■ **Extrait du document**:
= = = = = = =

Culture

La faïence de Langeais : des blancs au platine ou bleu et or

Le long des levées de la Loire, alors que les coteaux ont offert aux châteaux et demeures le tuffeau extrait des caves où les vins s’abonnissent* avec le temps, les varennes nourricières fournissent çà et là des marnes et des argiles …pour le gîte et le couvert. Nombre de tuileries et briqueteries ont en effet émaillé les bords de Loire depuis des siècles, tandis que des artisans potiers et des faïenceries essaimaient à partir du XVIe siècle de Nevers à Tours, en passant par La Charité-sur-Loire, Gien, Blois, Chaumont-sur-Loire, Ste-Radegonde ou encore Langeais.

A Langeais et aux alentours, le travail de l’argile se serait développé depuis au moins le XVIIe s. Mais c’est avec l’arrivée d’un Angevin en 1839 que la faïence de Langeais doit son essor et sa notoriété. La ville compte alors environ 3000 âmes quand Charles Heard de Boissimon s’y installe. Il y a des attaches familiales et les métiers de la terre ne lui sont pas inconnus. Son père a détenu une fabrique de carreaux et tuiles en Anjou et a, par la suite, été en relation avec un personnage important, Alexandre Brongniart, le directeur de la manufacture de Sèvres.

La réputation des argiles de Langeais

Comme d’autres de ses contemporains, Charles de Boissimon démarre sa fabrique en tirant parti des argiles locales pour proposer des carreaux de faïence, des briques traditionnelles et des produits réfractaires que les terres à haute teneur en silice permettent. Ceci répond à une demande croissante d’une industrie en plein essor (sidérurgie, chimie, etc.) et aux besoins des boulangers, verriers et céramistes.

Rapidement, Charles de Boissimon va élargir sa production aux pièces utilitaires et artistiques en faïence fine grâce à la plasticité exceptionnelle des argiles travaillées auxquelles sont adjoints des silex chauffés et broyés. En 1835 déjà, un dénommé Dieudonné Gerberon avait demandé l’autorisation d’ouvrir une fabrique de « fayence » dont la production nous reste inconnue. La manufacture « Ch. de Boissimon & Cie » va rapidement connaître le succès avec ses vases blanc ivoire, coupes, lampes et services à café parcourus de décors inspirés de la nature (pampres de vignes, lierre ou chêne) ou de pots à tabac et porte-pipes de toutes sortes à l’imitation de troncs noueux. La manufacture croît rapidement passant de quelques ouvriers à une soixantaine en 1846 et à plus d’une centaine après 1860. Elle est également primée lors de différentes expositions.

= = = = = = =

■ **Listing fourni**:
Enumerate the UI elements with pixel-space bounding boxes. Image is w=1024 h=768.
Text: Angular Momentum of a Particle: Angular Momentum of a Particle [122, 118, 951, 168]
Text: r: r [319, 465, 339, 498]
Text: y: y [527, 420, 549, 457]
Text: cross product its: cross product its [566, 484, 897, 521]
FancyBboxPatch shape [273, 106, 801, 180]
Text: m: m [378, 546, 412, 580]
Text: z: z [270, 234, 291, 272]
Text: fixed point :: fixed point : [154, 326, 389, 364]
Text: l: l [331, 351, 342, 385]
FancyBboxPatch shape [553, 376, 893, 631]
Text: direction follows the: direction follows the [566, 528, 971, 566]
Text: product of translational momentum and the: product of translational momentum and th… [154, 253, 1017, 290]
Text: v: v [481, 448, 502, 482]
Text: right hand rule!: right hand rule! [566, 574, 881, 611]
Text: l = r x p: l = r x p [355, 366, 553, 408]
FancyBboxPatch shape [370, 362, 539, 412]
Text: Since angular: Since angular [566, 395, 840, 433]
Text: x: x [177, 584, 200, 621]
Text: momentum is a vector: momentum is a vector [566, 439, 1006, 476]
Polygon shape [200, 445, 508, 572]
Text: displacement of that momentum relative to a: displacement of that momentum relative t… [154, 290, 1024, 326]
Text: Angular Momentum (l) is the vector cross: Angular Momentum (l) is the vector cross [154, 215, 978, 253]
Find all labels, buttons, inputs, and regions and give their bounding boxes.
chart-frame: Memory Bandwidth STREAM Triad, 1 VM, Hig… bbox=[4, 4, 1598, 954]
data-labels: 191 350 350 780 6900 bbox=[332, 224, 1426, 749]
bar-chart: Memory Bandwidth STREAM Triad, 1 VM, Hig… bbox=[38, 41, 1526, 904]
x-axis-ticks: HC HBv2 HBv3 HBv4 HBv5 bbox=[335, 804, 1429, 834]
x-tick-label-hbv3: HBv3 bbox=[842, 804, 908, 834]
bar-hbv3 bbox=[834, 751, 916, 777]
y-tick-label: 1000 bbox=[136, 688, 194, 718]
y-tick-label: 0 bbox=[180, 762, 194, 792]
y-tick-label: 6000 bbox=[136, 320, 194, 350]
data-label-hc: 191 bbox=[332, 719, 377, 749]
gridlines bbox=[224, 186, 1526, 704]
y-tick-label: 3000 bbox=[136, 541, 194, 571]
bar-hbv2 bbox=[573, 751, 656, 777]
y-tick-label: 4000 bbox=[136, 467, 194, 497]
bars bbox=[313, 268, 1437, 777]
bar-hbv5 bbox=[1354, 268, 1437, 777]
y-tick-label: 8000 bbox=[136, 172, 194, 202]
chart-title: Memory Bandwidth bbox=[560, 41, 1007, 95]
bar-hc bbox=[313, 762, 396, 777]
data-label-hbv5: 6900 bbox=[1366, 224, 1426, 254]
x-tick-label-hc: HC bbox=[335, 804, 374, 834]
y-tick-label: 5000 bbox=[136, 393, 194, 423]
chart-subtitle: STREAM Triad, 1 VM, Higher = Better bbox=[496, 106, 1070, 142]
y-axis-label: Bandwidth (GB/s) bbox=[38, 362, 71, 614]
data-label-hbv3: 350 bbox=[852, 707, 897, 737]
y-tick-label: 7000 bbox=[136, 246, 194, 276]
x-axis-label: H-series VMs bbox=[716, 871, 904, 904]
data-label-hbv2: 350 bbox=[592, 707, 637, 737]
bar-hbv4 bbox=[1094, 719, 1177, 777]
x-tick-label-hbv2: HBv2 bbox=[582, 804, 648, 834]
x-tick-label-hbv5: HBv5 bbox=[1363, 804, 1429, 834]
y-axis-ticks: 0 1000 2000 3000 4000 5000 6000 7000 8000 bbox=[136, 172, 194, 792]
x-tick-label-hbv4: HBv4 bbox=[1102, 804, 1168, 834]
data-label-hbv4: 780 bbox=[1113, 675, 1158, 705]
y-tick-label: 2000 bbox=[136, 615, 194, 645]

= = = = = = =

■ **Détails du problème**: D’après le texte sur la faïence de Langeais, combien d’ouvriers la manufacture comptait-elle en 1846 ?

■ **Résultat obtenu**: Une soixantaine.